SHORT PROBLEM:
In your copy, reproduce the entries exactly as they are, minus the images.

Figure collection entries:

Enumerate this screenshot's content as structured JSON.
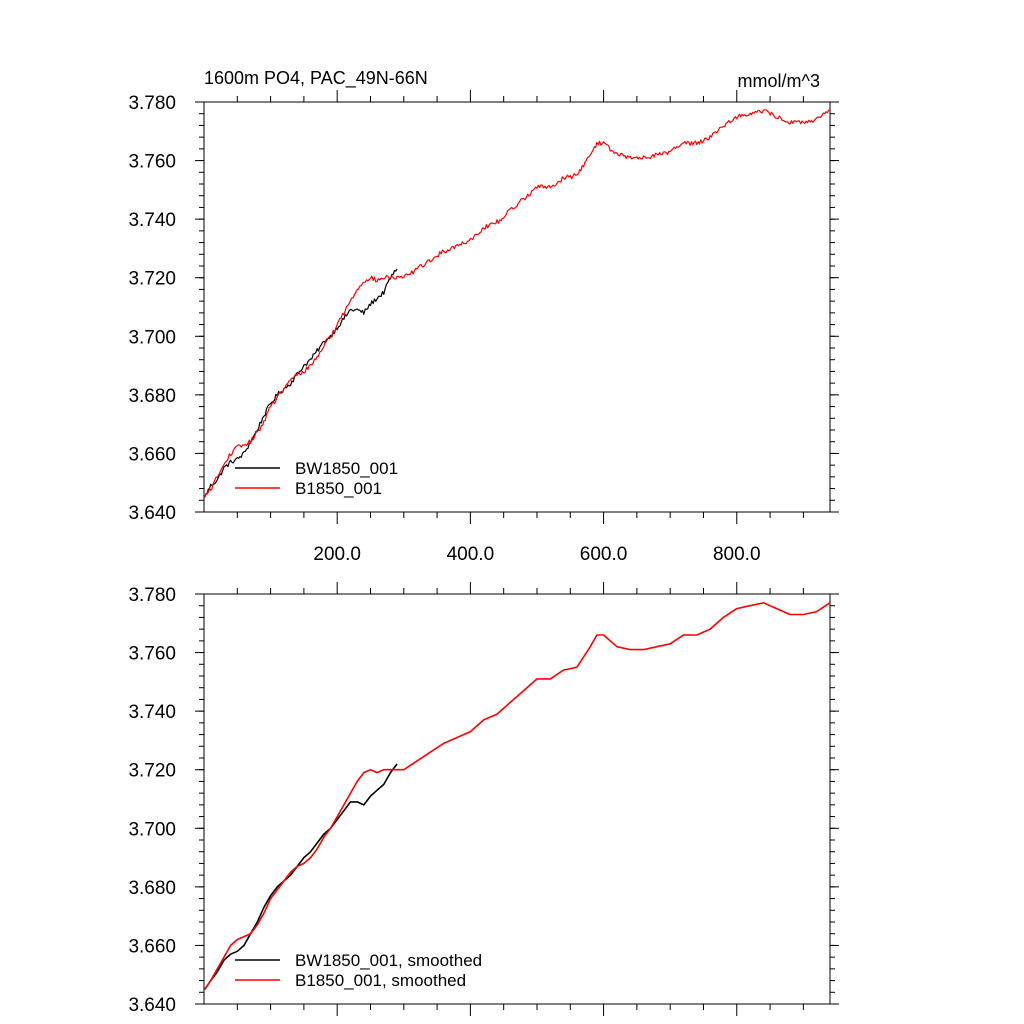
{
  "figure": {
    "title_left": "1600m PO4, PAC_49N-66N",
    "title_right": "mmol/m^3"
  },
  "chart_data": [
    {
      "type": "line",
      "title": "1600m PO4, PAC_49N-66N",
      "units": "mmol/m^3",
      "xlim": [
        0,
        940
      ],
      "ylim": [
        3.64,
        3.78
      ],
      "xticks": [
        200,
        400,
        600,
        800
      ],
      "xtick_labels": [
        "200.0",
        "400.0",
        "600.0",
        "800.0"
      ],
      "yticks": [
        3.64,
        3.66,
        3.68,
        3.7,
        3.72,
        3.74,
        3.76,
        3.78
      ],
      "ytick_labels": [
        "3.640",
        "3.660",
        "3.680",
        "3.700",
        "3.720",
        "3.740",
        "3.760",
        "3.780"
      ],
      "legend_position": "bottom-left",
      "grid": false,
      "noisy": true,
      "series": [
        {
          "name": "BW1850_001",
          "color": "#000000",
          "x": [
            1,
            10,
            20,
            30,
            40,
            50,
            60,
            70,
            80,
            90,
            100,
            110,
            120,
            130,
            140,
            150,
            160,
            170,
            180,
            190,
            200,
            210,
            220,
            230,
            240,
            250,
            260,
            270,
            280,
            290
          ],
          "y": [
            3.645,
            3.649,
            3.651,
            3.655,
            3.657,
            3.658,
            3.66,
            3.664,
            3.668,
            3.673,
            3.677,
            3.68,
            3.682,
            3.684,
            3.687,
            3.69,
            3.692,
            3.695,
            3.698,
            3.7,
            3.703,
            3.706,
            3.709,
            3.709,
            3.708,
            3.711,
            3.713,
            3.715,
            3.72,
            3.723
          ]
        },
        {
          "name": "B1850_001",
          "color": "#ff0000",
          "x": [
            1,
            10,
            20,
            30,
            40,
            50,
            60,
            70,
            80,
            90,
            100,
            110,
            120,
            130,
            140,
            150,
            160,
            170,
            180,
            190,
            200,
            210,
            220,
            230,
            240,
            250,
            260,
            270,
            280,
            290,
            300,
            320,
            340,
            360,
            380,
            400,
            420,
            440,
            460,
            480,
            500,
            520,
            540,
            560,
            580,
            590,
            600,
            620,
            640,
            660,
            680,
            700,
            720,
            740,
            760,
            780,
            800,
            820,
            840,
            860,
            880,
            900,
            920,
            940
          ],
          "y": [
            3.645,
            3.648,
            3.652,
            3.656,
            3.66,
            3.662,
            3.663,
            3.664,
            3.667,
            3.671,
            3.676,
            3.679,
            3.682,
            3.685,
            3.687,
            3.688,
            3.69,
            3.693,
            3.697,
            3.7,
            3.704,
            3.708,
            3.712,
            3.716,
            3.719,
            3.72,
            3.719,
            3.72,
            3.72,
            3.72,
            3.72,
            3.723,
            3.726,
            3.729,
            3.731,
            3.733,
            3.737,
            3.739,
            3.743,
            3.747,
            3.751,
            3.751,
            3.754,
            3.755,
            3.762,
            3.766,
            3.766,
            3.762,
            3.761,
            3.761,
            3.762,
            3.763,
            3.766,
            3.766,
            3.768,
            3.772,
            3.775,
            3.776,
            3.777,
            3.775,
            3.773,
            3.773,
            3.774,
            3.777
          ]
        }
      ]
    },
    {
      "type": "line",
      "title": "",
      "xlim": [
        0,
        940
      ],
      "ylim": [
        3.64,
        3.78
      ],
      "xticks": [
        200,
        400,
        600,
        800
      ],
      "xtick_labels": [],
      "yticks": [
        3.64,
        3.66,
        3.68,
        3.7,
        3.72,
        3.74,
        3.76,
        3.78
      ],
      "ytick_labels": [
        "3.640",
        "3.660",
        "3.680",
        "3.700",
        "3.720",
        "3.740",
        "3.760",
        "3.780"
      ],
      "legend_position": "bottom-left",
      "grid": false,
      "noisy": false,
      "series": [
        {
          "name": "BW1850_001, smoothed",
          "color": "#000000",
          "x": [
            1,
            10,
            20,
            30,
            40,
            50,
            60,
            70,
            80,
            90,
            100,
            110,
            120,
            130,
            140,
            150,
            160,
            170,
            180,
            190,
            200,
            210,
            220,
            230,
            240,
            250,
            260,
            270,
            280,
            290
          ],
          "y": [
            3.645,
            3.648,
            3.651,
            3.655,
            3.657,
            3.658,
            3.66,
            3.664,
            3.668,
            3.673,
            3.677,
            3.68,
            3.682,
            3.684,
            3.687,
            3.69,
            3.692,
            3.695,
            3.698,
            3.7,
            3.703,
            3.706,
            3.709,
            3.709,
            3.708,
            3.711,
            3.713,
            3.715,
            3.719,
            3.722
          ]
        },
        {
          "name": "B1850_001, smoothed",
          "color": "#ff0000",
          "x": [
            1,
            10,
            20,
            30,
            40,
            50,
            60,
            70,
            80,
            90,
            100,
            110,
            120,
            130,
            140,
            150,
            160,
            170,
            180,
            190,
            200,
            210,
            220,
            230,
            240,
            250,
            260,
            270,
            280,
            290,
            300,
            320,
            340,
            360,
            380,
            400,
            420,
            440,
            460,
            480,
            500,
            520,
            540,
            560,
            580,
            590,
            600,
            620,
            640,
            660,
            680,
            700,
            720,
            740,
            760,
            780,
            800,
            820,
            840,
            860,
            880,
            900,
            920,
            940
          ],
          "y": [
            3.645,
            3.648,
            3.652,
            3.656,
            3.66,
            3.662,
            3.663,
            3.664,
            3.667,
            3.671,
            3.676,
            3.679,
            3.682,
            3.685,
            3.687,
            3.688,
            3.69,
            3.693,
            3.697,
            3.7,
            3.704,
            3.708,
            3.712,
            3.716,
            3.719,
            3.72,
            3.719,
            3.72,
            3.72,
            3.72,
            3.72,
            3.723,
            3.726,
            3.729,
            3.731,
            3.733,
            3.737,
            3.739,
            3.743,
            3.747,
            3.751,
            3.751,
            3.754,
            3.755,
            3.762,
            3.766,
            3.766,
            3.762,
            3.761,
            3.761,
            3.762,
            3.763,
            3.766,
            3.766,
            3.768,
            3.772,
            3.775,
            3.776,
            3.777,
            3.775,
            3.773,
            3.773,
            3.774,
            3.777
          ]
        }
      ]
    }
  ]
}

COMPLETE ANSWER:
Enumerate this screenshot's content as structured JSON.
{
  "figure": {
    "title_left": "1600m PO4, PAC_49N-66N",
    "title_right": "mmol/m^3"
  },
  "chart_data": [
    {
      "type": "line",
      "title": "1600m PO4, PAC_49N-66N",
      "units": "mmol/m^3",
      "xlim": [
        0,
        940
      ],
      "ylim": [
        3.64,
        3.78
      ],
      "xticks": [
        200,
        400,
        600,
        800
      ],
      "xtick_labels": [
        "200.0",
        "400.0",
        "600.0",
        "800.0"
      ],
      "yticks": [
        3.64,
        3.66,
        3.68,
        3.7,
        3.72,
        3.74,
        3.76,
        3.78
      ],
      "ytick_labels": [
        "3.640",
        "3.660",
        "3.680",
        "3.700",
        "3.720",
        "3.740",
        "3.760",
        "3.780"
      ],
      "legend_position": "bottom-left",
      "grid": false,
      "noisy": true,
      "series": [
        {
          "name": "BW1850_001",
          "color": "#000000",
          "x": [
            1,
            10,
            20,
            30,
            40,
            50,
            60,
            70,
            80,
            90,
            100,
            110,
            120,
            130,
            140,
            150,
            160,
            170,
            180,
            190,
            200,
            210,
            220,
            230,
            240,
            250,
            260,
            270,
            280,
            290
          ],
          "y": [
            3.645,
            3.649,
            3.651,
            3.655,
            3.657,
            3.658,
            3.66,
            3.664,
            3.668,
            3.673,
            3.677,
            3.68,
            3.682,
            3.684,
            3.687,
            3.69,
            3.692,
            3.695,
            3.698,
            3.7,
            3.703,
            3.706,
            3.709,
            3.709,
            3.708,
            3.711,
            3.713,
            3.715,
            3.72,
            3.723
          ]
        },
        {
          "name": "B1850_001",
          "color": "#ff0000",
          "x": [
            1,
            10,
            20,
            30,
            40,
            50,
            60,
            70,
            80,
            90,
            100,
            110,
            120,
            130,
            140,
            150,
            160,
            170,
            180,
            190,
            200,
            210,
            220,
            230,
            240,
            250,
            260,
            270,
            280,
            290,
            300,
            320,
            340,
            360,
            380,
            400,
            420,
            440,
            460,
            480,
            500,
            520,
            540,
            560,
            580,
            590,
            600,
            620,
            640,
            660,
            680,
            700,
            720,
            740,
            760,
            780,
            800,
            820,
            840,
            860,
            880,
            900,
            920,
            940
          ],
          "y": [
            3.645,
            3.648,
            3.652,
            3.656,
            3.66,
            3.662,
            3.663,
            3.664,
            3.667,
            3.671,
            3.676,
            3.679,
            3.682,
            3.685,
            3.687,
            3.688,
            3.69,
            3.693,
            3.697,
            3.7,
            3.704,
            3.708,
            3.712,
            3.716,
            3.719,
            3.72,
            3.719,
            3.72,
            3.72,
            3.72,
            3.72,
            3.723,
            3.726,
            3.729,
            3.731,
            3.733,
            3.737,
            3.739,
            3.743,
            3.747,
            3.751,
            3.751,
            3.754,
            3.755,
            3.762,
            3.766,
            3.766,
            3.762,
            3.761,
            3.761,
            3.762,
            3.763,
            3.766,
            3.766,
            3.768,
            3.772,
            3.775,
            3.776,
            3.777,
            3.775,
            3.773,
            3.773,
            3.774,
            3.777
          ]
        }
      ]
    },
    {
      "type": "line",
      "title": "",
      "xlim": [
        0,
        940
      ],
      "ylim": [
        3.64,
        3.78
      ],
      "xticks": [
        200,
        400,
        600,
        800
      ],
      "xtick_labels": [],
      "yticks": [
        3.64,
        3.66,
        3.68,
        3.7,
        3.72,
        3.74,
        3.76,
        3.78
      ],
      "ytick_labels": [
        "3.640",
        "3.660",
        "3.680",
        "3.700",
        "3.720",
        "3.740",
        "3.760",
        "3.780"
      ],
      "legend_position": "bottom-left",
      "grid": false,
      "noisy": false,
      "series": [
        {
          "name": "BW1850_001, smoothed",
          "color": "#000000",
          "x": [
            1,
            10,
            20,
            30,
            40,
            50,
            60,
            70,
            80,
            90,
            100,
            110,
            120,
            130,
            140,
            150,
            160,
            170,
            180,
            190,
            200,
            210,
            220,
            230,
            240,
            250,
            260,
            270,
            280,
            290
          ],
          "y": [
            3.645,
            3.648,
            3.651,
            3.655,
            3.657,
            3.658,
            3.66,
            3.664,
            3.668,
            3.673,
            3.677,
            3.68,
            3.682,
            3.684,
            3.687,
            3.69,
            3.692,
            3.695,
            3.698,
            3.7,
            3.703,
            3.706,
            3.709,
            3.709,
            3.708,
            3.711,
            3.713,
            3.715,
            3.719,
            3.722
          ]
        },
        {
          "name": "B1850_001, smoothed",
          "color": "#ff0000",
          "x": [
            1,
            10,
            20,
            30,
            40,
            50,
            60,
            70,
            80,
            90,
            100,
            110,
            120,
            130,
            140,
            150,
            160,
            170,
            180,
            190,
            200,
            210,
            220,
            230,
            240,
            250,
            260,
            270,
            280,
            290,
            300,
            320,
            340,
            360,
            380,
            400,
            420,
            440,
            460,
            480,
            500,
            520,
            540,
            560,
            580,
            590,
            600,
            620,
            640,
            660,
            680,
            700,
            720,
            740,
            760,
            780,
            800,
            820,
            840,
            860,
            880,
            900,
            920,
            940
          ],
          "y": [
            3.645,
            3.648,
            3.652,
            3.656,
            3.66,
            3.662,
            3.663,
            3.664,
            3.667,
            3.671,
            3.676,
            3.679,
            3.682,
            3.685,
            3.687,
            3.688,
            3.69,
            3.693,
            3.697,
            3.7,
            3.704,
            3.708,
            3.712,
            3.716,
            3.719,
            3.72,
            3.719,
            3.72,
            3.72,
            3.72,
            3.72,
            3.723,
            3.726,
            3.729,
            3.731,
            3.733,
            3.737,
            3.739,
            3.743,
            3.747,
            3.751,
            3.751,
            3.754,
            3.755,
            3.762,
            3.766,
            3.766,
            3.762,
            3.761,
            3.761,
            3.762,
            3.763,
            3.766,
            3.766,
            3.768,
            3.772,
            3.775,
            3.776,
            3.777,
            3.775,
            3.773,
            3.773,
            3.774,
            3.777
          ]
        }
      ]
    }
  ]
}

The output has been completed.